_Selected passage_

Based on the totality of the facts and circumstances, the Commission has concluded that investors with brokerage accounts at SGC who purchased SIBL: CDs through SGC should be deemed to have deposited cash with SGC for purposes of SIPA coverage.  Doing otherwise on the facts of this case would elevate form over substance by honoring a corporate structure designed by Stanford in order to perpetrate an egregious fraud.

SIPC pledged to review the SEC's findings "as quickly as possible" and declared that it would provide a decision by September 15.  However, after September 15 came and went, SIPC Chairman Orlan Johnson issued a statement on September 16 stating that SIPC was "continuing its careful review" of the Stanford case and did not have a decision to announce.  

In response to SIPC's continuing silence, a group of Congressional members sent a letter on November 22, stating that "after more than 22 weeks, the Stanford victims and the American people want and deserve answers." In offering their assistance, the Representatives also noted that the lack of a final decision or satisfactory update on SIPC's progress by December 15th - six months after the SEC decision and three months after the SIPC board meeting - would result in the recommendation to the House Financial Services Committee for the intitiation of a formal inquiry into SIPC's handling of the matter.  SIPC has not issued a response to the letter.

_Extracted entries_

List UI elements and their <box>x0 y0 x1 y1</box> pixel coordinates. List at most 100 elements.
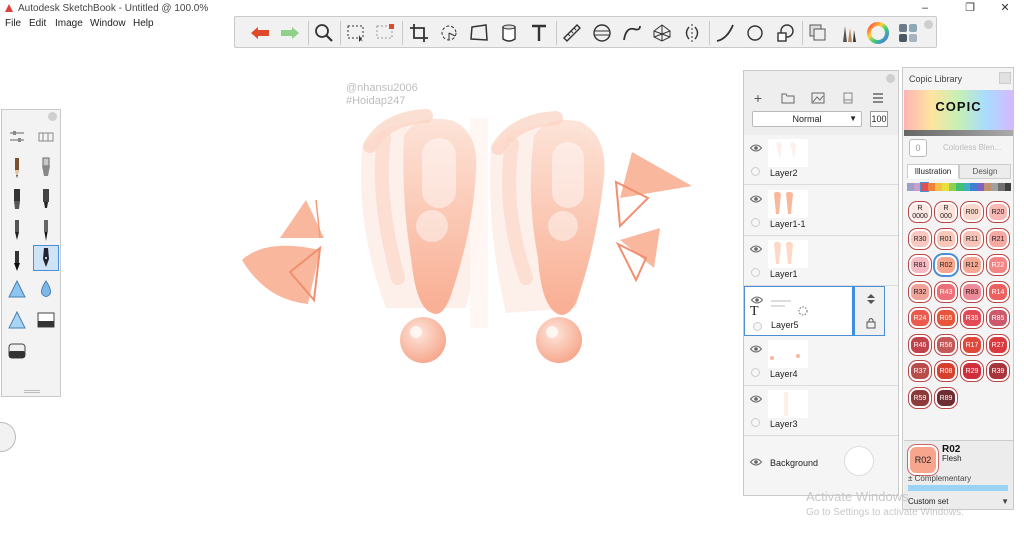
layer-row-background[interactable]: Background <box>744 436 898 493</box>
copic-chip[interactable]: R85 <box>987 308 1009 328</box>
rect-select-icon[interactable] <box>343 21 369 45</box>
palette-icon[interactable] <box>895 21 921 45</box>
redo-icon[interactable] <box>277 21 303 45</box>
layer-row[interactable]: Layer2 <box>744 135 898 185</box>
copic-chip[interactable]: R39 <box>987 361 1009 381</box>
eye-icon[interactable] <box>751 296 763 304</box>
layer-menu-icon[interactable] <box>870 91 886 105</box>
eye-icon[interactable] <box>750 345 762 353</box>
copic-chip[interactable]: R32 <box>909 281 931 302</box>
fine-pen-icon[interactable] <box>33 217 59 243</box>
maximize-button[interactable]: ❐ <box>955 0 985 17</box>
menu-edit[interactable]: Edit <box>29 18 46 29</box>
menu-file[interactable]: File <box>5 18 21 29</box>
eye-icon[interactable] <box>750 195 762 203</box>
calligraphy-pen-icon[interactable] <box>33 245 59 271</box>
brush-properties-icon[interactable] <box>4 124 30 150</box>
layer-row[interactable]: Layer1-1 <box>744 186 898 236</box>
layer-select-radio[interactable] <box>751 368 760 377</box>
tab-design[interactable]: Design <box>959 164 1011 179</box>
crop-icon[interactable] <box>406 21 432 45</box>
menu-image[interactable]: Image <box>55 18 83 29</box>
tab-illustration[interactable]: Illustration <box>907 164 959 179</box>
brush-library-icon[interactable] <box>835 21 861 45</box>
copic-chip[interactable]: R24 <box>909 308 931 328</box>
copic-chip[interactable]: R 000 <box>935 202 957 222</box>
lasso-select-icon[interactable] <box>372 21 398 45</box>
color-wheel-icon[interactable] <box>865 21 891 45</box>
current-color-swatch[interactable]: R02 <box>908 445 938 475</box>
eye-icon[interactable] <box>750 245 762 253</box>
triangle-brush-icon[interactable] <box>4 276 30 302</box>
toolbar-close-icon[interactable] <box>924 20 933 29</box>
blend-mode-select[interactable]: Normal ▼ <box>752 111 862 127</box>
ellipse-guide-icon[interactable] <box>589 21 615 45</box>
copic-chip[interactable]: R 0000 <box>909 202 931 222</box>
copic-chip[interactable]: R46 <box>909 334 931 355</box>
distort-icon[interactable] <box>466 21 492 45</box>
colorless-blender-swatch[interactable]: 0 <box>909 139 927 157</box>
layer-opacity-field[interactable]: 100 <box>870 111 888 127</box>
layer-reorder-icon[interactable] <box>865 293 877 305</box>
layer-select-radio[interactable] <box>751 218 760 227</box>
copic-chip[interactable]: R02 <box>935 255 957 275</box>
add-group-icon[interactable] <box>780 91 796 105</box>
copic-gray-strip[interactable] <box>904 130 1013 136</box>
color-family-strip[interactable] <box>907 182 1011 192</box>
french-curve-icon[interactable] <box>619 21 645 45</box>
copic-chip[interactable]: R56 <box>935 334 957 355</box>
copic-chip[interactable]: R11 <box>961 228 983 249</box>
copic-chip[interactable]: R83 <box>961 281 983 302</box>
copic-chip[interactable]: R21 <box>987 228 1009 249</box>
water-drop-icon[interactable] <box>33 276 59 302</box>
background-color-swatch[interactable] <box>844 446 874 476</box>
perspective-icon[interactable] <box>649 21 675 45</box>
shape-icon[interactable] <box>772 21 798 45</box>
layer-select-radio[interactable] <box>753 322 762 331</box>
copic-chip[interactable]: R27 <box>987 334 1009 355</box>
brush-library-toggle-icon[interactable] <box>33 124 59 150</box>
copic-chip[interactable]: R12 <box>961 255 983 275</box>
copic-chip[interactable]: R01 <box>935 228 957 249</box>
copic-chip[interactable]: R30 <box>909 228 931 249</box>
copic-chip[interactable]: R05 <box>935 308 957 328</box>
eye-icon[interactable] <box>750 144 762 152</box>
copic-chip[interactable]: R08 <box>935 361 957 381</box>
layer-select-radio[interactable] <box>751 268 760 277</box>
copic-chip[interactable]: R43 <box>935 281 957 302</box>
layer-editor-icon[interactable] <box>805 21 831 45</box>
menu-help[interactable]: Help <box>133 18 154 29</box>
fill-bucket-icon[interactable] <box>496 21 522 45</box>
stroke-icon[interactable] <box>712 21 738 45</box>
copic-chip[interactable]: R35 <box>961 308 983 328</box>
copic-chip[interactable]: R20 <box>987 202 1009 222</box>
copic-chip[interactable]: R29 <box>961 361 983 381</box>
copic-chip[interactable]: R14 <box>987 281 1009 302</box>
smudge-brush-icon[interactable] <box>4 307 30 333</box>
copic-chip[interactable]: R59 <box>909 387 931 408</box>
hard-eraser-icon[interactable] <box>33 307 59 333</box>
ink-pen-icon[interactable] <box>4 217 30 243</box>
zoom-icon[interactable] <box>311 21 337 45</box>
layer-row[interactable]: Layer1 <box>744 236 898 286</box>
marker-brush-icon[interactable] <box>4 186 30 212</box>
symmetry-icon[interactable] <box>679 21 705 45</box>
layer-select-radio[interactable] <box>751 418 760 427</box>
complementary-toggle[interactable]: ± Complementary <box>908 474 971 483</box>
copic-close-icon[interactable] <box>999 72 1011 84</box>
layer-row[interactable]: Layer4 <box>744 336 898 386</box>
menu-window[interactable]: Window <box>90 18 126 29</box>
layer-clear-icon[interactable] <box>840 91 856 105</box>
brush-palette-close-icon[interactable] <box>48 112 57 121</box>
eye-icon[interactable] <box>750 458 762 466</box>
eye-icon[interactable] <box>750 395 762 403</box>
pencil-brush-icon[interactable] <box>4 155 30 181</box>
add-image-icon[interactable] <box>810 91 826 105</box>
circle-icon[interactable] <box>742 21 768 45</box>
brush-puck[interactable] <box>0 422 16 452</box>
undo-icon[interactable] <box>247 21 273 45</box>
add-layer-icon[interactable]: + <box>750 90 766 106</box>
felt-pen-icon[interactable] <box>33 186 59 212</box>
layer-panel-close-icon[interactable] <box>886 74 895 83</box>
copic-chip[interactable]: R89 <box>935 387 957 408</box>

_What the task asks_
Write out the passage on SIPC and the Stanford investors word for word, starting with "In response to" and going on through "to the letter.".

_Result_
In response to SIPC's continuing silence, a group of Congressional members sent a letter on November 22, stating that "after more than 22 weeks, the Stanford victims and the American people want and deserve answers." In offering their assistance, the Representatives also noted that the lack of a final decision or satisfactory update on SIPC's progress by December 15th - six months after the SEC decision and three months after the SIPC board meeting - would result in the recommendation to the House Financial Services Committee for the intitiation of a formal inquiry into SIPC's handling of the matter.  SIPC has not issued a response to the letter.